● YOUR GOAL
Keep only the lines of the listing that include the word "primarySources", and copy them.

● TASK DATA
◆ ◆ ◆

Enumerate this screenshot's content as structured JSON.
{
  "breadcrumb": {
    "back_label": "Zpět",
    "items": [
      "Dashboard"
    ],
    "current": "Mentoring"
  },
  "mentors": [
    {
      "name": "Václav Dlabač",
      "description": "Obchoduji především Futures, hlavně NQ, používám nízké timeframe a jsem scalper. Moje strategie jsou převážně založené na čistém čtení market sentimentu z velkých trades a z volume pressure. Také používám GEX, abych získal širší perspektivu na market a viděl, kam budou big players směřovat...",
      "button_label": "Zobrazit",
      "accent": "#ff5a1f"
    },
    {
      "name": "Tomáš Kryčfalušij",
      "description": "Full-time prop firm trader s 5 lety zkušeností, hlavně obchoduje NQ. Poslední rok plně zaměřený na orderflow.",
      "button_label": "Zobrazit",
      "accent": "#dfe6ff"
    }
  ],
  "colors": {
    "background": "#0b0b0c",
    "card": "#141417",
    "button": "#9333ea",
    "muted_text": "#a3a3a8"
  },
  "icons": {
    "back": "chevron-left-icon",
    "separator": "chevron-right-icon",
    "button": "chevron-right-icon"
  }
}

◆ ◆ ◆

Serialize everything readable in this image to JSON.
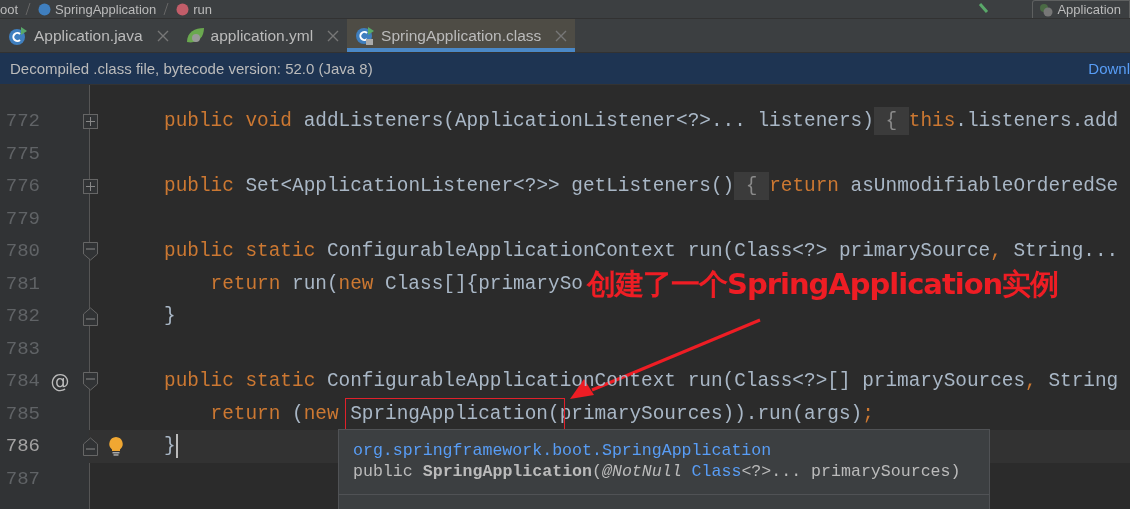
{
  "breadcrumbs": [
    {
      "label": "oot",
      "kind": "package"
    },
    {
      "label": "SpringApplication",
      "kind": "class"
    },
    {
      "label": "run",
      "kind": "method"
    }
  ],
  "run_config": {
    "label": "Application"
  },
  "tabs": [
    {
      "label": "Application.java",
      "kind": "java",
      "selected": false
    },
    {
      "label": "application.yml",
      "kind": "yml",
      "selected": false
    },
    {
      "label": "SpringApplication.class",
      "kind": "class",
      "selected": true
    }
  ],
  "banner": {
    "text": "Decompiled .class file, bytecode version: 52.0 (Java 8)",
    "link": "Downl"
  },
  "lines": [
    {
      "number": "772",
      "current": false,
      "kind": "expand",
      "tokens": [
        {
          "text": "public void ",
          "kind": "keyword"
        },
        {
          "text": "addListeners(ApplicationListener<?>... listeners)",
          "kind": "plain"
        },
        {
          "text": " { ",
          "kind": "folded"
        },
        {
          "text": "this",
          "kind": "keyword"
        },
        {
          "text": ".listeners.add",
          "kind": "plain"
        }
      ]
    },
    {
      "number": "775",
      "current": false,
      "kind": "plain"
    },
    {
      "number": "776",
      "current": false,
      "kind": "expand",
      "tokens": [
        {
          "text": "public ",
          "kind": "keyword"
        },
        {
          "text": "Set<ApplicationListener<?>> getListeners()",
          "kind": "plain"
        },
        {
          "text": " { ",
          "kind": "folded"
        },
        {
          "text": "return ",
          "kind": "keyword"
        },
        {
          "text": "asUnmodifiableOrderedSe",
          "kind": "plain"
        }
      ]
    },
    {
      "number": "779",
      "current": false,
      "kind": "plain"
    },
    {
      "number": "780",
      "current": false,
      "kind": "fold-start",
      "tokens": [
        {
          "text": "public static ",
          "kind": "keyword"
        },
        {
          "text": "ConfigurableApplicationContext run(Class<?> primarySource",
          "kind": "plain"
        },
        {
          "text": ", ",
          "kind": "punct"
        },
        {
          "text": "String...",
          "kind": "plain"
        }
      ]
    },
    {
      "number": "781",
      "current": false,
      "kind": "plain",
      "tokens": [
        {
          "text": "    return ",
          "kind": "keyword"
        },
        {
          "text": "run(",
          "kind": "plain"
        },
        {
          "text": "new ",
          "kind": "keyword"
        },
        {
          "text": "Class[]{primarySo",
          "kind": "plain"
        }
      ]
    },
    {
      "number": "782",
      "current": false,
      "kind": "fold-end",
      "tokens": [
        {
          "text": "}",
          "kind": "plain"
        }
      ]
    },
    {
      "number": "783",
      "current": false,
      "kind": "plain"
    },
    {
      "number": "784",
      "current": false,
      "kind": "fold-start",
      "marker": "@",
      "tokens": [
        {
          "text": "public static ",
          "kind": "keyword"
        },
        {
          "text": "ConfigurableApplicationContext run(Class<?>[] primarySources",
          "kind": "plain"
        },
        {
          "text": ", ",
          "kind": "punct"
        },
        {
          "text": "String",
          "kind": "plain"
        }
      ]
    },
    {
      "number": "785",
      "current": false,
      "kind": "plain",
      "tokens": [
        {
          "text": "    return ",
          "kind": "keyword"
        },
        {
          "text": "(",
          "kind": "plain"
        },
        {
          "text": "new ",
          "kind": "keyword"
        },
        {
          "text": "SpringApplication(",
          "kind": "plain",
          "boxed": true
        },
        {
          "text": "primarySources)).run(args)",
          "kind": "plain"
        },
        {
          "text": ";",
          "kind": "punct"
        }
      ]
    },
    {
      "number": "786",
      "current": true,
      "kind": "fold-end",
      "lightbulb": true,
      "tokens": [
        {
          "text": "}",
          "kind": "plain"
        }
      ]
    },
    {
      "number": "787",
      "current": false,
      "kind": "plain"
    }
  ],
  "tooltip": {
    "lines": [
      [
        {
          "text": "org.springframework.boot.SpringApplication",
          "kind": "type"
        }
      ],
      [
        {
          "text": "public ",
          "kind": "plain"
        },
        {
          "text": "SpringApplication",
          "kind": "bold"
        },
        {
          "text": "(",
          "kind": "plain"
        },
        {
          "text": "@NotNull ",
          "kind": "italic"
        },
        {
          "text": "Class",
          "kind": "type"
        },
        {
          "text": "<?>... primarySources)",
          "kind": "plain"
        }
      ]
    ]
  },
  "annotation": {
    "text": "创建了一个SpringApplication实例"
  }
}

◆ ◆ ◆

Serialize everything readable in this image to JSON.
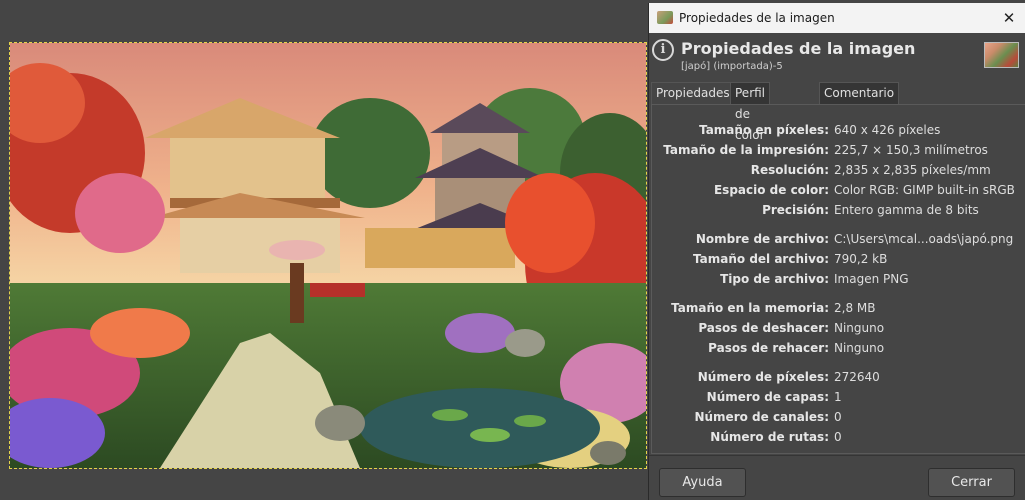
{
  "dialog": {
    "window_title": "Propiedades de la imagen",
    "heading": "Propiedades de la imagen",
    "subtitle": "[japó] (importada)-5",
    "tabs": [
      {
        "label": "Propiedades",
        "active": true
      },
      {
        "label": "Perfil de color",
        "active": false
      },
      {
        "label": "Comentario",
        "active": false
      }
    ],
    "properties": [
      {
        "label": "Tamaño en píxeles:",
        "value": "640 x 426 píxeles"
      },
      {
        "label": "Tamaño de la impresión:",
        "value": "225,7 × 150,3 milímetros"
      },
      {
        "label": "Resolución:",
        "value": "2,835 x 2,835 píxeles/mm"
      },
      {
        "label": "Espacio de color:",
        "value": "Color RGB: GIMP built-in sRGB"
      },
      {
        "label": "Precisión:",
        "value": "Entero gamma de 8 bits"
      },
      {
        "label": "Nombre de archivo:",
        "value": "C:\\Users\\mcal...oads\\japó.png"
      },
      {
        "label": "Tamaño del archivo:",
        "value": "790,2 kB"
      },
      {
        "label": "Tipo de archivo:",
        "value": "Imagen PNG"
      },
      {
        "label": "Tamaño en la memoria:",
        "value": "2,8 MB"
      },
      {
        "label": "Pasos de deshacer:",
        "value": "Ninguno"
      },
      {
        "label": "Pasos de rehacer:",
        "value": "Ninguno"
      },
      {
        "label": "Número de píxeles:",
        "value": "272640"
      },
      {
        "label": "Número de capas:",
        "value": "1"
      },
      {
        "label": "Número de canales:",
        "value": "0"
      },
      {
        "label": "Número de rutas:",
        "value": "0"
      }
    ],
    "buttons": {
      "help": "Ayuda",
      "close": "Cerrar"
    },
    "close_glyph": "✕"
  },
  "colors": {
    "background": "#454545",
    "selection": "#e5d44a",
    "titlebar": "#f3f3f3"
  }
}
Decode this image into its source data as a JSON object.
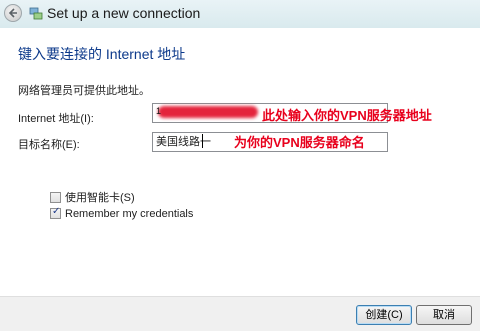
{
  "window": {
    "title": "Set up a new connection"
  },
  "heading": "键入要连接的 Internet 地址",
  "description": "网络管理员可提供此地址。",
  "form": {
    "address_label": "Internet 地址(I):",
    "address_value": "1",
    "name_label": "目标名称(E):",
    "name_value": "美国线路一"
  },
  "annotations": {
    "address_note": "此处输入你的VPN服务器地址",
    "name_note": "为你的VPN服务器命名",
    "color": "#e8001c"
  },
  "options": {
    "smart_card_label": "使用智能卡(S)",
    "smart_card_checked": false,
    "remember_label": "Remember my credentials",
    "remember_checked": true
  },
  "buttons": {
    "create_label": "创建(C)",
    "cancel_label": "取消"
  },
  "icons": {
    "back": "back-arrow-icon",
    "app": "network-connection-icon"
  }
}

◆ ◆ ◆

● CORRECT RESULT
          "text": "ConfigurableApplicationContext run(Class<?>[] primarySources",
          "text": "primarySources)).run(args)",
          "text": "<?>... primarySources)",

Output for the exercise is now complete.